• _What you need to do_
Gather all lines with "name" from the records.

Stored entries
● ● ● ● ●

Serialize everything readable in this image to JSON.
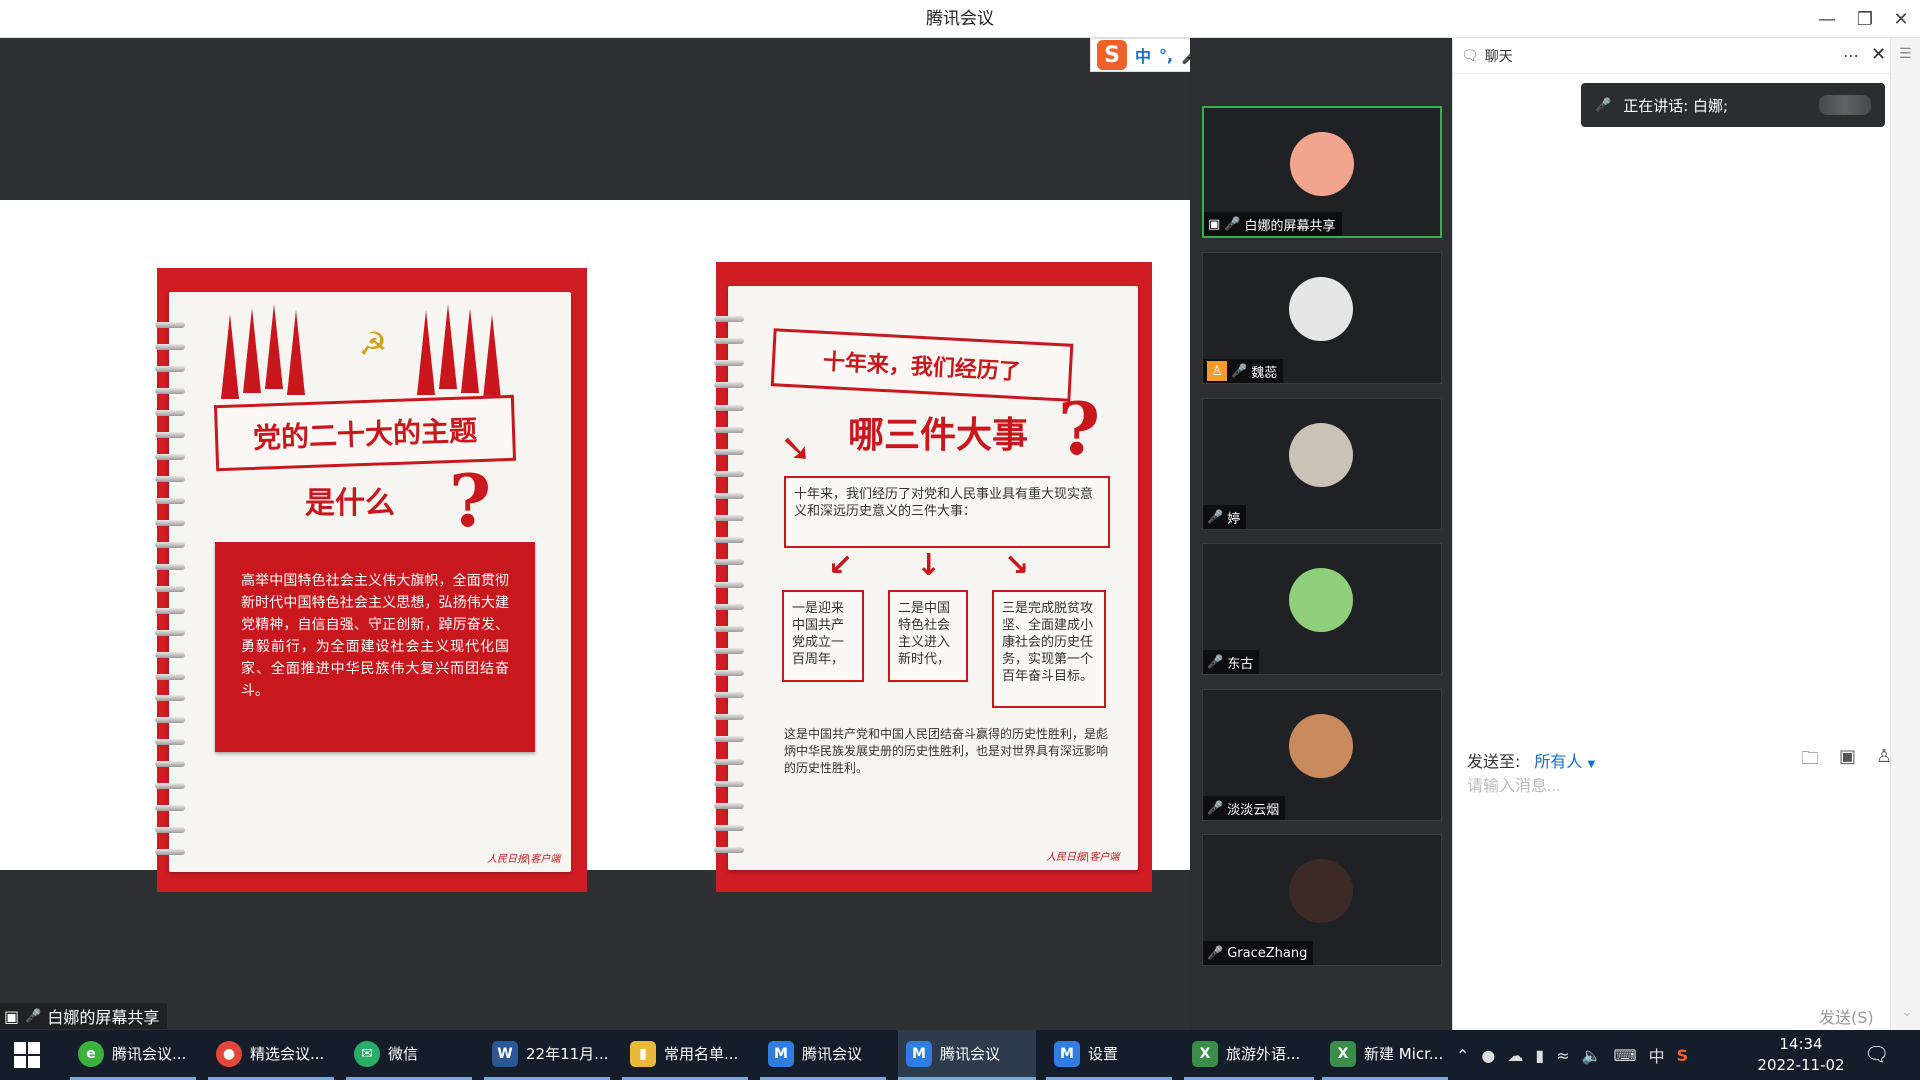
{
  "window": {
    "title": "腾讯会议"
  },
  "ime_toolbar": {
    "items": [
      "中",
      "°,",
      "🎤",
      "⌨",
      "👕",
      "⊞"
    ]
  },
  "slide_left": {
    "title": "党的二十大的主题",
    "subtitle": "是什么",
    "qmark": "?",
    "body": "高举中国特色社会主义伟大旗帜，全面贯彻新时代中国特色社会主义思想，弘扬伟大建党精神，自信自强、守正创新，踔厉奋发、勇毅前行，为全面建设社会主义现代化国家、全面推进中华民族伟大复兴而团结奋斗。",
    "logo": "人民日报|客户端"
  },
  "slide_right": {
    "title": "十年来，我们经历了",
    "subtitle": "哪三件大事",
    "qmark": "?",
    "intro": "十年来，我们经历了对党和人民事业具有重大现实意义和深远历史意义的三件大事：",
    "items": [
      "一是迎来中国共产党成立一百周年，",
      "二是中国特色社会主义进入新时代，",
      "三是完成脱贫攻坚、全面建成小康社会的历史任务，实现第一个百年奋斗目标。"
    ],
    "footer": "这是中国共产党和中国人民团结奋斗赢得的历史性胜利，是彪炳中华民族发展史册的历史性胜利，也是对世界具有深远影响的历史性胜利。",
    "logo": "人民日报|客户端"
  },
  "presenter_tag": "白娜的屏幕共享",
  "participants": [
    {
      "name": "白娜的屏幕共享",
      "muted": false,
      "sharing": true,
      "active": true,
      "avatar_color": "#f2a58e"
    },
    {
      "name": "魏蕊",
      "muted": true,
      "sharing": false,
      "active": false,
      "avatar_color": "#e6e6e6"
    },
    {
      "name": "婷",
      "muted": true,
      "sharing": false,
      "active": false,
      "avatar_color": "#c9c2b6"
    },
    {
      "name": "东古",
      "muted": false,
      "sharing": false,
      "active": false,
      "avatar_color": "#8fcf7a"
    },
    {
      "name": "淡淡云烟",
      "muted": true,
      "sharing": false,
      "active": false,
      "avatar_color": "#c98a5e"
    },
    {
      "name": "GraceZhang",
      "muted": false,
      "sharing": false,
      "active": false,
      "avatar_color": "#3b2a26"
    }
  ],
  "chat": {
    "header": "聊天",
    "speaking": "正在讲话: 白娜;",
    "sendto_label": "发送至:",
    "sendto_target": "所有人",
    "input_placeholder": "请输入消息...",
    "send_button": "发送(S)"
  },
  "taskbar": {
    "items": [
      {
        "label": "腾讯会议...",
        "icon_color": "#3cb13c",
        "icon_text": "e"
      },
      {
        "label": "精选会议...",
        "icon_color": "#e5463a",
        "icon_text": "●"
      },
      {
        "label": "微信",
        "icon_color": "#2aae67",
        "icon_text": "✉"
      },
      {
        "label": "22年11月...",
        "icon_color": "#2b5797",
        "icon_text": "W"
      },
      {
        "label": "常用名单...",
        "icon_color": "#e8b93a",
        "icon_text": "▮"
      },
      {
        "label": "腾讯会议",
        "icon_color": "#2f7de1",
        "icon_text": "M"
      },
      {
        "label": "腾讯会议",
        "icon_color": "#2f7de1",
        "icon_text": "M"
      },
      {
        "label": "设置",
        "icon_color": "#2f7de1",
        "icon_text": "M"
      },
      {
        "label": "旅游外语...",
        "icon_color": "#3a8e4a",
        "icon_text": "X"
      },
      {
        "label": "新建 Micr...",
        "icon_color": "#3a8e4a",
        "icon_text": "X"
      }
    ],
    "tray_ime": "中",
    "time": "14:34",
    "date": "2022-11-02"
  }
}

● ● ● ● ●

• _Task solution_
      "name": "白娜的屏幕共享",
      "name": "魏蕊",
      "name": "婷",
      "name": "东古",
      "name": "淡淡云烟",
      "name": "GraceZhang",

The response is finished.